— Compiti richiesti —
a - Rispondi a queste domande sull'articolo su Ustica, ciascuna su una riga con la stessa sigla:
(i) Quante sono le vittime e quanti di loro erano bambini?
(ii) Quali due cadute vengono ricordate nell'articolo?
(iii) Quale luogo viene definito "il non luogo per non dimenticare il valore delle verità"?
b - Riassumi in due frasi l'articolo su Ustica.
c - Riscrivi il brano dell'articolo su Ustica da "Verità per Ustica." fino a "cieli di Ustica?" compreso, cambiando "Nato" in "NATO".

— Brano dell'esercizio —
Verità per Ustica. Questo articolo doveva uscire nel giorno del muro di gomma, nei 46 anni senza verità. Che vi sia un diritto alla conoscenza non ancora stabilito espressamente non ci piove. Che vi sia una ragione di stato è altrettanto legittimo. Ma dopo 46 anni, depistaggi, morti collaterali sospette, e 81 vittime di cui 13 bambini, rimasti ancora senza verità. Che unione europea è senza verità? Che alleanza Nato vi può essere, senza l’egida della democrazia occidentale tanto osannata se dopo milioni di pagine non sappiamo cosa sia successo veramente nei cieli di Ustica?

È un mistero Italiano, ma una repubblica una democrazia, un Europa veramente compiuta ha il dovere morale di dirci cosa è successo veramente. Non si tratta solo di rendere giustizia alle vittime, si tratta di ridare dopo 46 anni dignità e rango alle istituzioni. Siamo l’Europa della corte europea dei diritti dell’uomo, del tribunale internazionale dell’Aja, del consiglio europeo, eppure nulla di tutto questo. È caduto il muro di Berlino, è caduto il regime di Gheddafi, quindi ci dicano cosa sia successo. Qualunque paese sia stato responsabile lo dica apertamente, lo dica come atto di vera alleanza pacificatoria e puro atto di alleanza tra i popoli. Sono sicuro che i parenti delle vittime gradirebbero e al limite darebbero pace al loro dolore. Non interessano i veri motivi, le ragioni di stato, gli scenari internazionali, il perché di molte carte irreperibili. Un’ ammissione di responsabilità sarebbe l’unico vero atto per cui le democrazie occidentali hanno ancora un valore sopra le nazioni del mondo. Ustica è il non luogo per non dimenticare il valore delle verità.

— Materiale fornito —
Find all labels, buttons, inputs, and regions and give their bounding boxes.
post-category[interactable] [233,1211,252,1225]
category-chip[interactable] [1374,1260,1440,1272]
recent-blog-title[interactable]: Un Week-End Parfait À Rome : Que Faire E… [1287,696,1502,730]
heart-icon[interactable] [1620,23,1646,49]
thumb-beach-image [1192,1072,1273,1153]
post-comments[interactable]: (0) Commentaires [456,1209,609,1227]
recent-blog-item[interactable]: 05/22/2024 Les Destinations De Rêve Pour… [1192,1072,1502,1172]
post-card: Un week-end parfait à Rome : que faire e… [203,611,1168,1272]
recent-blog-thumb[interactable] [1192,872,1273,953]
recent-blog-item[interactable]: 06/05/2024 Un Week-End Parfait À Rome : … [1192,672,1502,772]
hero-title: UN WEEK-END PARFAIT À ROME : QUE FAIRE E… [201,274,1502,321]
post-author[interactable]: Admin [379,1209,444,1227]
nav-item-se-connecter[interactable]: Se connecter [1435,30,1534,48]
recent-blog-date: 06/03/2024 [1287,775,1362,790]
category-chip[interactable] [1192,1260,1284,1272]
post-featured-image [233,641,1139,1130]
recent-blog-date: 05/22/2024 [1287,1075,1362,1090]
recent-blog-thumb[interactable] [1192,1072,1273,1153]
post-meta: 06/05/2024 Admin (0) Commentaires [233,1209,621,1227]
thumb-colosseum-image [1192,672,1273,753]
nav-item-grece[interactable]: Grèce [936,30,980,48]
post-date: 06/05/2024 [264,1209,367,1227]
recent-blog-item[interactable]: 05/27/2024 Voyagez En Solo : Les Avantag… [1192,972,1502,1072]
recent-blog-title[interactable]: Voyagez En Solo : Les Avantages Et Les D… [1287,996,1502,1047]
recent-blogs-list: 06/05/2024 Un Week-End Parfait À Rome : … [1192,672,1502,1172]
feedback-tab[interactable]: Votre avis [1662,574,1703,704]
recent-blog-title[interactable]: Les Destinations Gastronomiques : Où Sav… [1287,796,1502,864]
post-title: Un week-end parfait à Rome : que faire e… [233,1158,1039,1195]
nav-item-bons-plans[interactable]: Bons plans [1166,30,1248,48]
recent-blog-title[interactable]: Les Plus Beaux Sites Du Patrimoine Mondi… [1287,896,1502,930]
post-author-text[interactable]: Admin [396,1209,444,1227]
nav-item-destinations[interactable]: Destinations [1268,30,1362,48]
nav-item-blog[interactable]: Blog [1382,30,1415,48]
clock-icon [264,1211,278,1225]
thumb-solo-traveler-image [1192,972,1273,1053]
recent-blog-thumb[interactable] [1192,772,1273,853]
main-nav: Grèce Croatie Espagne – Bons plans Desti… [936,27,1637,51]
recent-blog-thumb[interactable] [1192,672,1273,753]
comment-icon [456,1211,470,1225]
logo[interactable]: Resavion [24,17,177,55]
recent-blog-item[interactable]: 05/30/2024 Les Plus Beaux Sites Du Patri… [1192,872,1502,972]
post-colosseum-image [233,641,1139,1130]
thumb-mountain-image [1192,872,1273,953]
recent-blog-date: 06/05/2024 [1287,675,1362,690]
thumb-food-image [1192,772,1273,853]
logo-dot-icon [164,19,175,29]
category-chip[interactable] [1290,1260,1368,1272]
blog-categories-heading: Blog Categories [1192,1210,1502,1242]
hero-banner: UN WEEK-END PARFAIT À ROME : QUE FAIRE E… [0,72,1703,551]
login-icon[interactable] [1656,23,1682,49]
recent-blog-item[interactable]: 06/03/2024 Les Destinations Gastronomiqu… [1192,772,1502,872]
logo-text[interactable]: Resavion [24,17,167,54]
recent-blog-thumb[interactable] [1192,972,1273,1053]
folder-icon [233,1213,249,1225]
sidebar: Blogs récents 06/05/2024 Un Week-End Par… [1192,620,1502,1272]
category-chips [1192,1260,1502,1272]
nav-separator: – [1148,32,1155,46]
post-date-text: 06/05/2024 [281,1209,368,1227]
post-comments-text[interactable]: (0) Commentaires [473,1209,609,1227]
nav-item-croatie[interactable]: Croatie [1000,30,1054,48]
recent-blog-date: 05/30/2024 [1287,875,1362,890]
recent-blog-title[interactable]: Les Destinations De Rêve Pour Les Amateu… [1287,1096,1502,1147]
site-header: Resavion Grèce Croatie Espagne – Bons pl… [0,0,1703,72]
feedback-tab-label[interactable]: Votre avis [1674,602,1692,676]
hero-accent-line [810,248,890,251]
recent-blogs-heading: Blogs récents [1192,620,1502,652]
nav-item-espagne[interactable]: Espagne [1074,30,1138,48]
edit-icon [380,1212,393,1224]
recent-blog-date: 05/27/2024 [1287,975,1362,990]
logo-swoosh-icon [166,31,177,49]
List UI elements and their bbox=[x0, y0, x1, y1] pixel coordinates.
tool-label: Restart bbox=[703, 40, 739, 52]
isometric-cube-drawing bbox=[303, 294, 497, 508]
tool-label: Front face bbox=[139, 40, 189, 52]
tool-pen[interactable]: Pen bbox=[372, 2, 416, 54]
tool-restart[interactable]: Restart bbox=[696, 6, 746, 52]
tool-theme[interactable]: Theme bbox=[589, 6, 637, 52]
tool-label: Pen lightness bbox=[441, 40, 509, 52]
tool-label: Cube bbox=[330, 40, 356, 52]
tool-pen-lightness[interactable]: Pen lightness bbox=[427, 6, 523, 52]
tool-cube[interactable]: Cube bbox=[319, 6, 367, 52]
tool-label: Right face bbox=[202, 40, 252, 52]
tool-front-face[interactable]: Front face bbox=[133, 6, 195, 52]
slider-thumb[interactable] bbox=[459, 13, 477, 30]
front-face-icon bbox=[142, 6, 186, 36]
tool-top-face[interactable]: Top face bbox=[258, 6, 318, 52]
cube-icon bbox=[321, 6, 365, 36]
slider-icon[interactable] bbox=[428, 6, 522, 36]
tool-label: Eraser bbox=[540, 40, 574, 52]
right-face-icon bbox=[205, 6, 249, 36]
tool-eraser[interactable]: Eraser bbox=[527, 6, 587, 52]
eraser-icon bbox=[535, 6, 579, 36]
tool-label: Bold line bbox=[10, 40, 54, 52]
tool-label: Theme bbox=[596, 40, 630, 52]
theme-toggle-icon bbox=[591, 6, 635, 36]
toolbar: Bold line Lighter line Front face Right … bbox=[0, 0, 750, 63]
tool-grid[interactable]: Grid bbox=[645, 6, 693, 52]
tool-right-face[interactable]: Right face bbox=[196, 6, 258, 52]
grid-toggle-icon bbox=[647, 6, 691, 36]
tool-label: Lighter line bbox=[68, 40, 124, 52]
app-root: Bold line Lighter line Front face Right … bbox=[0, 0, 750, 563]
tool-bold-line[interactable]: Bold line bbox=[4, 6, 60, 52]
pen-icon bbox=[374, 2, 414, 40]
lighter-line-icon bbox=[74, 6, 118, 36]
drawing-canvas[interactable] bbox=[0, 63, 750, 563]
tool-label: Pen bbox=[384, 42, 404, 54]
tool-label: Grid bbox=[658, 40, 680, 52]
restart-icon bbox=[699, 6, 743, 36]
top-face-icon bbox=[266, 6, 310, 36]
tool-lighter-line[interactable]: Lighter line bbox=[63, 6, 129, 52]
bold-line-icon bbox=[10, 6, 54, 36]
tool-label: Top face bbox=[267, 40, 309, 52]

— Risultati per compito —
a -
(i) Le vittime sono 81, di cui 13 bambini.
(ii) La caduta del muro di Berlino e quella del regime di Gheddafi.
(iii) Ustica.

b - Secondo l'articolo, dopo 46 anni, depistaggi e 81 vittime, tra cui 13 bambini, manca ancora la verità su quanto accaduto nei cieli di Ustica, e una democrazia e un'Europa compiuta hanno il dovere morale di dirla. Il paese responsabile dovrebbe ammetterlo apertamente, perché non si tratta solo di rendere giustizia alle vittime, ma di ridare dignità e rango alle istituzioni.

c -
Verità per Ustica. Questo articolo doveva uscire nel giorno del muro di gomma, nei 46 anni senza verità. Che vi sia un diritto alla conoscenza non ancora stabilito espressamente non ci piove. Che vi sia una ragione di stato è altrettanto legittimo. Ma dopo 46 anni, depistaggi, morti collaterali sospette, e 81 vittime di cui 13 bambini, rimasti ancora senza verità. Che unione europea è senza verità? Che alleanza NATO vi può essere, senza l’egida della democrazia occidentale tanto osannata se dopo milioni di pagine non sappiamo cosa sia successo veramente nei cieli di Ustica?